━━━ Provided entries

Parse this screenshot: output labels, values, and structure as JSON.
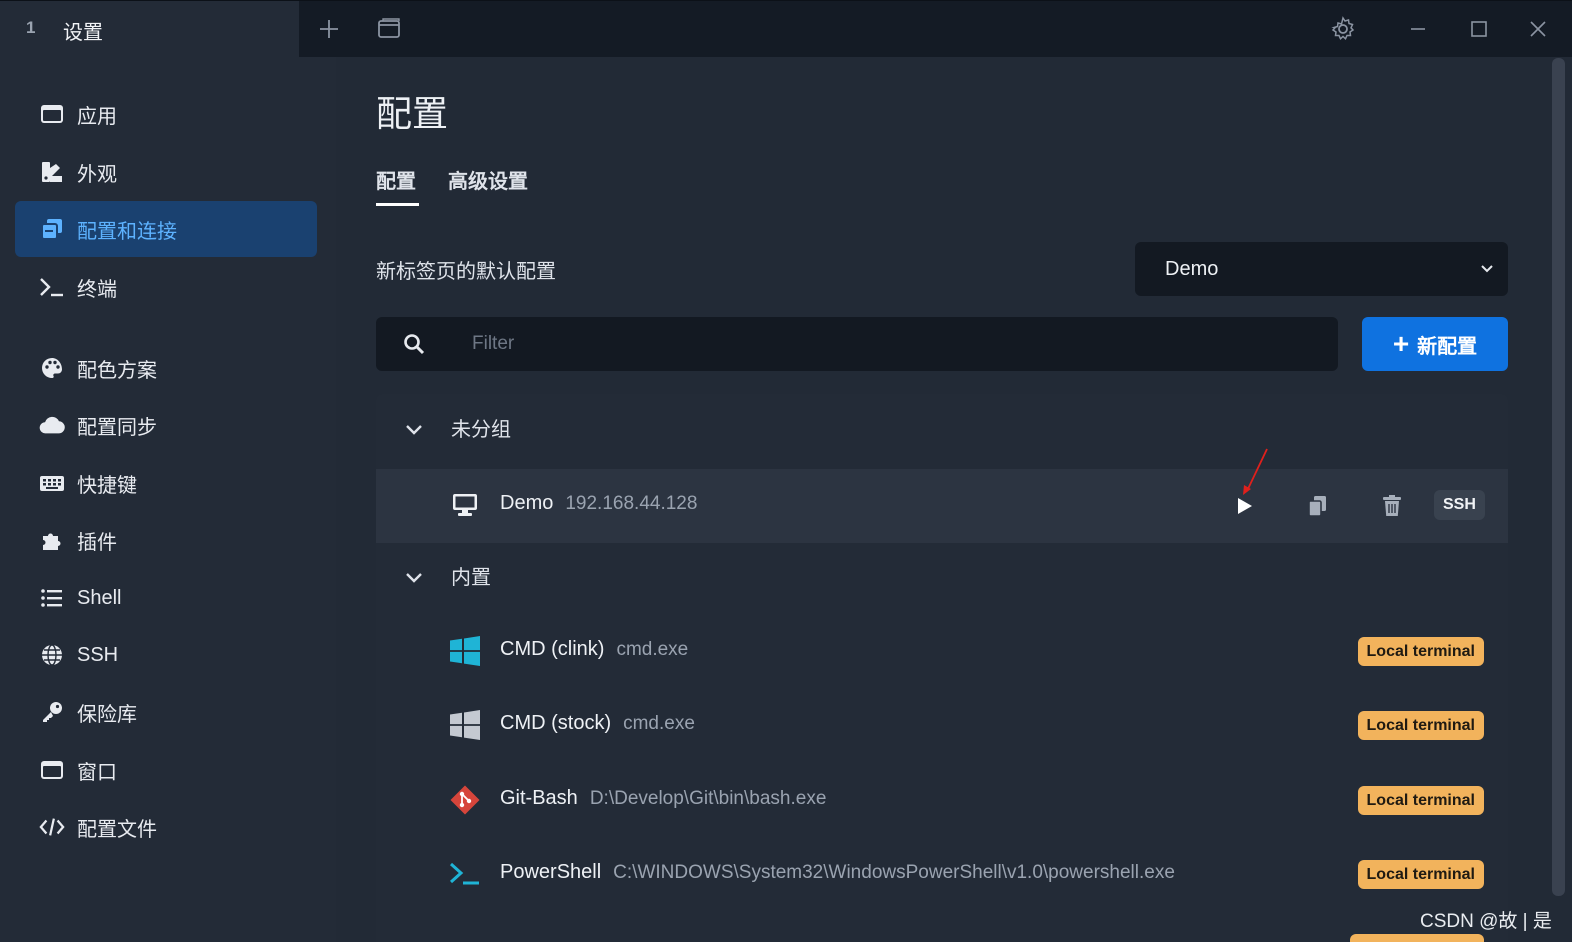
{
  "titlebar": {
    "tab_number": "1",
    "tab_title": "设置",
    "icons": [
      "plus-icon",
      "window-icon",
      "gear-icon",
      "minimize-icon",
      "maximize-icon",
      "close-icon"
    ]
  },
  "sidebar": {
    "items": [
      {
        "label": "应用",
        "icon": "app-window-icon"
      },
      {
        "label": "外观",
        "icon": "brush-icon"
      },
      {
        "label": "配置和连接",
        "icon": "profiles-icon",
        "active": true
      },
      {
        "label": "终端",
        "icon": "terminal-prompt-icon"
      },
      {
        "label": "配色方案",
        "icon": "palette-icon"
      },
      {
        "label": "配置同步",
        "icon": "cloud-icon"
      },
      {
        "label": "快捷键",
        "icon": "keyboard-icon"
      },
      {
        "label": "插件",
        "icon": "puzzle-icon"
      },
      {
        "label": "Shell",
        "icon": "list-icon"
      },
      {
        "label": "SSH",
        "icon": "globe-icon"
      },
      {
        "label": "保险库",
        "icon": "key-icon"
      },
      {
        "label": "窗口",
        "icon": "window-icon"
      },
      {
        "label": "配置文件",
        "icon": "code-icon"
      }
    ]
  },
  "main": {
    "title": "配置",
    "tabs": [
      {
        "label": "配置",
        "active": true
      },
      {
        "label": "高级设置"
      }
    ],
    "default_profile_label": "新标签页的默认配置",
    "default_profile_value": "Demo",
    "filter_placeholder": "Filter",
    "new_profile_button": "新配置",
    "groups": [
      {
        "label": "未分组",
        "rows": [
          {
            "name": "Demo",
            "desc": "192.168.44.128",
            "icon": "monitor-icon",
            "badge": "SSH",
            "actions": [
              "play-icon",
              "copy-icon",
              "trash-icon"
            ]
          }
        ]
      },
      {
        "label": "内置",
        "rows": [
          {
            "name": "CMD (clink)",
            "desc": "cmd.exe",
            "icon": "windows-color-icon",
            "badge": "Local terminal"
          },
          {
            "name": "CMD (stock)",
            "desc": "cmd.exe",
            "icon": "windows-gray-icon",
            "badge": "Local terminal"
          },
          {
            "name": "Git-Bash",
            "desc": "D:\\Develop\\Git\\bin\\bash.exe",
            "icon": "git-icon",
            "badge": "Local terminal"
          },
          {
            "name": "PowerShell",
            "desc": "C:\\WINDOWS\\System32\\WindowsPowerShell\\v1.0\\powershell.exe",
            "icon": "powershell-icon",
            "badge": "Local terminal"
          }
        ]
      }
    ]
  },
  "watermark": "CSDN @故 | 是",
  "colors": {
    "accent": "#0f72e0",
    "active_nav_bg": "#1a4170",
    "active_nav_text": "#5db2ff",
    "badge_local": "#f2b35c",
    "annotation_arrow": "#e0201c"
  }
}
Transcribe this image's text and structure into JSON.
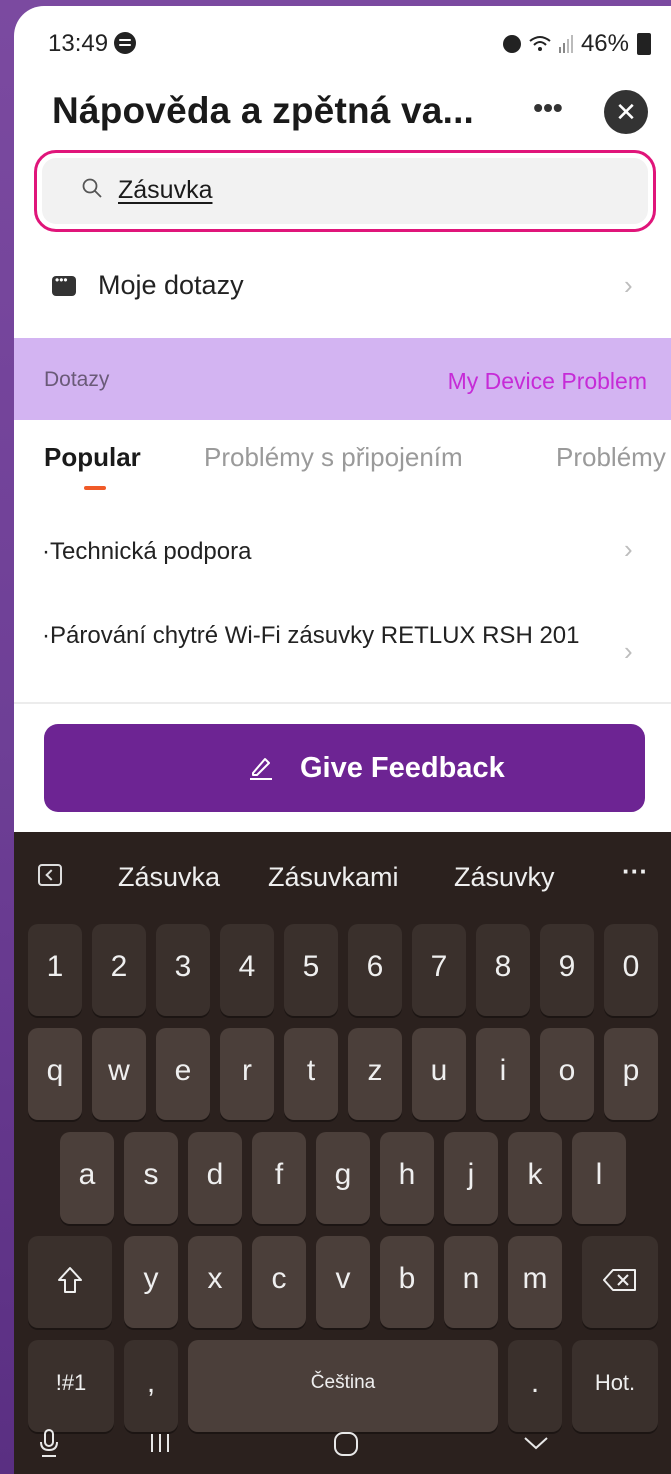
{
  "status_bar": {
    "time": "13:49",
    "battery": "46%"
  },
  "header": {
    "title": "Nápověda a zpětná va...",
    "more_label": "•••",
    "close_label": "✕"
  },
  "search": {
    "value": "Zásuvka"
  },
  "my_questions": {
    "label": "Moje dotazy"
  },
  "faq_band": {
    "label": "Dotazy",
    "link": "My Device Problem"
  },
  "tabs": [
    {
      "label": "Popular"
    },
    {
      "label": "Problémy s připojením"
    },
    {
      "label": "Problémy"
    }
  ],
  "faq_items": [
    {
      "text": "·Technická podpora"
    },
    {
      "text": "·Párování chytré Wi-Fi zásuvky RETLUX RSH 201"
    }
  ],
  "feedback": {
    "label": "Give Feedback"
  },
  "keyboard": {
    "suggestions": [
      "Zásuvka",
      "Zásuvkami",
      "Zásuvky"
    ],
    "more": "···",
    "row_numbers": [
      "1",
      "2",
      "3",
      "4",
      "5",
      "6",
      "7",
      "8",
      "9",
      "0"
    ],
    "row_top": [
      "q",
      "w",
      "e",
      "r",
      "t",
      "z",
      "u",
      "i",
      "o",
      "p"
    ],
    "row_mid": [
      "a",
      "s",
      "d",
      "f",
      "g",
      "h",
      "j",
      "k",
      "l"
    ],
    "row_bottom": [
      "y",
      "x",
      "c",
      "v",
      "b",
      "n",
      "m"
    ],
    "symbols_key": "!#1",
    "comma_key": ",",
    "space_label": "Čeština",
    "period_key": ".",
    "enter_label": "Hot."
  }
}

━━━━━━

• [Task to carry out]:
State the number of lines in the preceding entries that include the word "Problémy". Provide nothing else.

• [Exercise answer]:
2